Quoted passage>
%%

To view the full array of graphes that are available in SAS/GRAPH, please visit the SAS Graphics Gallery.
For the purposes of this workshop, I will discuss ODS graphics and we will create a histogram that can be run in both SAS Studio and PC SAS. Time permitting I will showcase a website on the SAS support site to demonstrate the capabilities of SAS/GRAPH – not available on University Edition, but available to those of us running PC SAS or SAS on a server.
ODS you may recall from previous chats is the acronym for SAS’ Output Delivery System. It is our gateway to saving our outputs in a variety of formats, PDF, RTF, Excel, etc… ODS is also the engine behind part of SAS graphics. With many PROCedures, by turning on ODS graphics you can obtain a number of plots and graphics specific to that PROCedure. These are all available in University Edition – as long as you have access to the PROC.
To turn on the ODS graphics, simply type
ods graphics on;
It may be on by default, but we can ensure that it’s on by running the one line of code. To turn it off at the end of a specific PROCedure, type:
ods graphics off;
PROCedures that support ODS graphics and available in University Edition SAS Studio:
Let’s try one example with and without ODS graphics to see what we get. You can download a PDF copy of the SAS syntax here or copy the following syntax:
/* Working with a dataset in the SAS Help which contains
blood pressure measurements for males and females.
Let’s read it and save it locally on our own systems */
Data heart;
set sashelp.heart;
Run;
/* Run a Proc CONTENTS to get a sense of what information
can be found in this dataset */
Proc contents data=heart;
Run;
/* Since ODS graphics may be on by default
Let’s turn it off to see what the Proc TTEST
gives us without graphics */
ods graphics off;
/* Let’s run a TTest to see whether there are differences
between males and females for the diastolic measure of BP */
Proc ttest data=heart;
class sex;
var diastolic;
Run;
/* Now let’s turn on the ODS graphics */
ods graphics on;
/* Rerun the Ttest procedure – making no changes
to the code */
Proc ttest data=heart;
class sex;
var diastolic;
Run;
Each PROCedure listed in the table above will produce different plots related to the analysis at hand. For more information on the graphs produced by the PROC, please refer to the PROC documentation. The link in the table above will take you to the ODS graphics page within the PROC.
We will continue to work with the Heart dataset in the SAS Help directory. Now we are looking to create a HISTOGRAM from scratch, rather than using the ODS graphics option. The graph we are looking to create will contain a histogram for diastolic and systolic superimposed for only the Males in this dataset.
We have a large dataset with 5209 observations. For this exercise we would like to create a subset of this dataset that only contains the males. There are a number of ways to do this. I will demonstrate 2 different ways.
Data male_data;
set heart;
if sex = “Male”;
Run;
Creating a new dataset called male_data, reading the dataset heart – which we created earlier, the IF statement is saying only keep the observations where the variable called sex has a value of Male.

%%

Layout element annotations
%%

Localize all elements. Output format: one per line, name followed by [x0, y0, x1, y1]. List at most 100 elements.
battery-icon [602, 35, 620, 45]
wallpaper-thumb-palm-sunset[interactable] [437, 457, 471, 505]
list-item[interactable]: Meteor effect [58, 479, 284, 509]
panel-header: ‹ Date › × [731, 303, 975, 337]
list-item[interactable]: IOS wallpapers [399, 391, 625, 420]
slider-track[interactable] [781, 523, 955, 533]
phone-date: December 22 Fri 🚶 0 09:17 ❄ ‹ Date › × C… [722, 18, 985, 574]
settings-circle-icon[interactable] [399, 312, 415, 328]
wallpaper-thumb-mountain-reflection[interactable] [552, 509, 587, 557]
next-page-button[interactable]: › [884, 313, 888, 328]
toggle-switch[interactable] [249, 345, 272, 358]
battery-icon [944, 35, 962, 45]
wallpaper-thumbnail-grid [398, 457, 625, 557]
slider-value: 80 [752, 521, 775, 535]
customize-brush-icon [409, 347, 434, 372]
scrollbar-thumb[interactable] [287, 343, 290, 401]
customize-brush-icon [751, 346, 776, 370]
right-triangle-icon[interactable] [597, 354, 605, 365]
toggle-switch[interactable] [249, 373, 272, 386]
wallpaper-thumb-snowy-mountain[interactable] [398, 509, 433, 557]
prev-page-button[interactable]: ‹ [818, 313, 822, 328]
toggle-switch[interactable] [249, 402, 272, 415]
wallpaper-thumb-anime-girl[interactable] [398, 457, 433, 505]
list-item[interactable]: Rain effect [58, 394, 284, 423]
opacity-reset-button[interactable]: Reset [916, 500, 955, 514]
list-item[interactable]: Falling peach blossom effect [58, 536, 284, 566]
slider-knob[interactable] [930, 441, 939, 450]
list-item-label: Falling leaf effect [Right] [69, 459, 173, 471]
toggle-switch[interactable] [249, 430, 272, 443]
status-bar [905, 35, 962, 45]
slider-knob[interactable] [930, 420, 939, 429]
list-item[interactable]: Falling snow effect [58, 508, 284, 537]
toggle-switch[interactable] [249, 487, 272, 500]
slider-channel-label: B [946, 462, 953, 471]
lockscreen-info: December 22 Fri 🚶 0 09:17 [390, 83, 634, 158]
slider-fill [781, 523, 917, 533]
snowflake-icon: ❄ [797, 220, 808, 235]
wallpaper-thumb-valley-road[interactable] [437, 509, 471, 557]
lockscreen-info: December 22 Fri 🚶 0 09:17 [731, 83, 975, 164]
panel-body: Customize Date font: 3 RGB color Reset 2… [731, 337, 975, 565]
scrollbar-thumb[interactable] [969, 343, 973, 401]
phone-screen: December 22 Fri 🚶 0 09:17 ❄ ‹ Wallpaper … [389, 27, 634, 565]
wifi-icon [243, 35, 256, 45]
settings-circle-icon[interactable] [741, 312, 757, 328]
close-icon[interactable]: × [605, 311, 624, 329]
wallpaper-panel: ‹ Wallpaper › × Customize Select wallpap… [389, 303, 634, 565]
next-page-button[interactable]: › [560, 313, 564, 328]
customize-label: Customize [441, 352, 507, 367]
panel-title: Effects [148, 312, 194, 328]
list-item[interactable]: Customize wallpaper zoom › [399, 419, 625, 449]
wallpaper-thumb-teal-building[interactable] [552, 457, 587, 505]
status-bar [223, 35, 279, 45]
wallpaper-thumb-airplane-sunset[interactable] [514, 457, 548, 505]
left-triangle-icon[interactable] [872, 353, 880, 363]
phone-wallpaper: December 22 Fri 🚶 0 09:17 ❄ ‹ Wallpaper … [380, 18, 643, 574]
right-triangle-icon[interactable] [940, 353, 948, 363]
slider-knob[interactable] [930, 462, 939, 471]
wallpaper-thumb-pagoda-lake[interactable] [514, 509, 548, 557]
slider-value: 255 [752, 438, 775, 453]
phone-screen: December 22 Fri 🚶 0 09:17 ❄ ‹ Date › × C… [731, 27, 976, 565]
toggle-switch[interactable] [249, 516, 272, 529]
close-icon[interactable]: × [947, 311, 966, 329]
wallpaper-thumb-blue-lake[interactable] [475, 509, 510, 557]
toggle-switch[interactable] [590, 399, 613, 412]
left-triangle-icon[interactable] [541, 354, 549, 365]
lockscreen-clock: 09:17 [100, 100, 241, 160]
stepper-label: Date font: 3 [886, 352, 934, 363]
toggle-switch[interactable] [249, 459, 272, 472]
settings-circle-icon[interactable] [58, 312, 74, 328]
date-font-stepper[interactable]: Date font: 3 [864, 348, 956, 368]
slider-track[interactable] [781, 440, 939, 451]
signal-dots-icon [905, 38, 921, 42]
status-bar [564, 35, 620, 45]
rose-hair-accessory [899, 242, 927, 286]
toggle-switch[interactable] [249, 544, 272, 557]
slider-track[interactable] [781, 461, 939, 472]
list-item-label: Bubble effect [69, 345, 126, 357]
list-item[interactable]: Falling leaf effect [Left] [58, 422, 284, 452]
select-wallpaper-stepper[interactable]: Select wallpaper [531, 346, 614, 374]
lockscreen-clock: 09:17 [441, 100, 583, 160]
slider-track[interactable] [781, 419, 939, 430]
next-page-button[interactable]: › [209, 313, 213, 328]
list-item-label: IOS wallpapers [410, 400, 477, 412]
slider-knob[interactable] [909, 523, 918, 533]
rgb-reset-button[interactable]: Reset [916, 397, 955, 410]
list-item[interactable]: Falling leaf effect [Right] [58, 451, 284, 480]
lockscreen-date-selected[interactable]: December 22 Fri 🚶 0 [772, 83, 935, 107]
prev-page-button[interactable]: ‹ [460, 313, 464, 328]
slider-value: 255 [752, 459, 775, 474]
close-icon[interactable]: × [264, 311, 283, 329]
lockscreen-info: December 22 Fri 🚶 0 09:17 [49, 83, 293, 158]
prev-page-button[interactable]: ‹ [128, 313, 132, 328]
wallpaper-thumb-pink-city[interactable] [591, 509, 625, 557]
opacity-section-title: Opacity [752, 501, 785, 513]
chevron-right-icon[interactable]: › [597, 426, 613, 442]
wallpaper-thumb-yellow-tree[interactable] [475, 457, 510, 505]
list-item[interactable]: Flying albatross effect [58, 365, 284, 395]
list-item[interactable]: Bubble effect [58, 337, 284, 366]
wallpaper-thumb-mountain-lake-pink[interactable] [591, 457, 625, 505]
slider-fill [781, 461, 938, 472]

%%

Problems to solve>
1. Rewrite the passage of the SAS graphics workshop text that begins at the words "ODS you may" and stops after "to the PROC.", replacing "gateway" with "entry point".
2. According to the SAS graphics workshop text, how many observations does the Heart dataset contain?
3. Continue the SAS graphics workshop text from the point where it stops.
This data is separate material with no connection to the text.

Final results>
1.
ODS you may recall from previous chats is the acronym for SAS’ Output Delivery System. It is our entry point to saving our outputs in a variety of formats, PDF, RTF, Excel, etc… ODS is also the engine behind part of SAS graphics. With many PROCedures, by turning on ODS graphics you can obtain a number of plots and graphics specific to that PROCedure. These are all available in University Edition – as long as you have access to the PROC.

2. It contains 5209 observations.

3.
When you run this piece of code our new dataset, male_data, now contains only 2336 observations. If you need to see whether this was successful, you can run a Proc print – but restrict the number of observations to see by adding an (obs=xx) at the end of the Proc print statement:
Proc print data=male_data (obs=20);
Run;
OR run a Proc Freq on sex to see whether you have any females in the dataset:
Proc freq data=male_data;
tables sex;
Run;
If you’ve ever programmed in SQL, you’ll know the merits and advantages of using the SQL language. To use SQL you should have a great command on your data structure. In our case, we have a dataset called heart, we want to create a new dataset called male_data, with all observations that have the value of “Male” in the variable sex. In SAS, we have a PROCedure called SQL that allows you to use SQL coding. Here is the complete code, copy and run it, and we’ll work through each line of the code below.
Proc sql;
create table male_data as
select * from heart
where sex = “Male”;
Quit;
Run;
Notice that the 3 lines after the Proc statement is one line – in other words there is only one ; at the end of the 3 lines. Yes, I could have easily have kept all three lines as one line of code, but sometimes it is easier to see it in separate lines to see what’s happening.
create table male_data as – creating a new table or dataset in SAS and we’re calling it male_data – this does the same as the Data male_data; in our previous subsetting example.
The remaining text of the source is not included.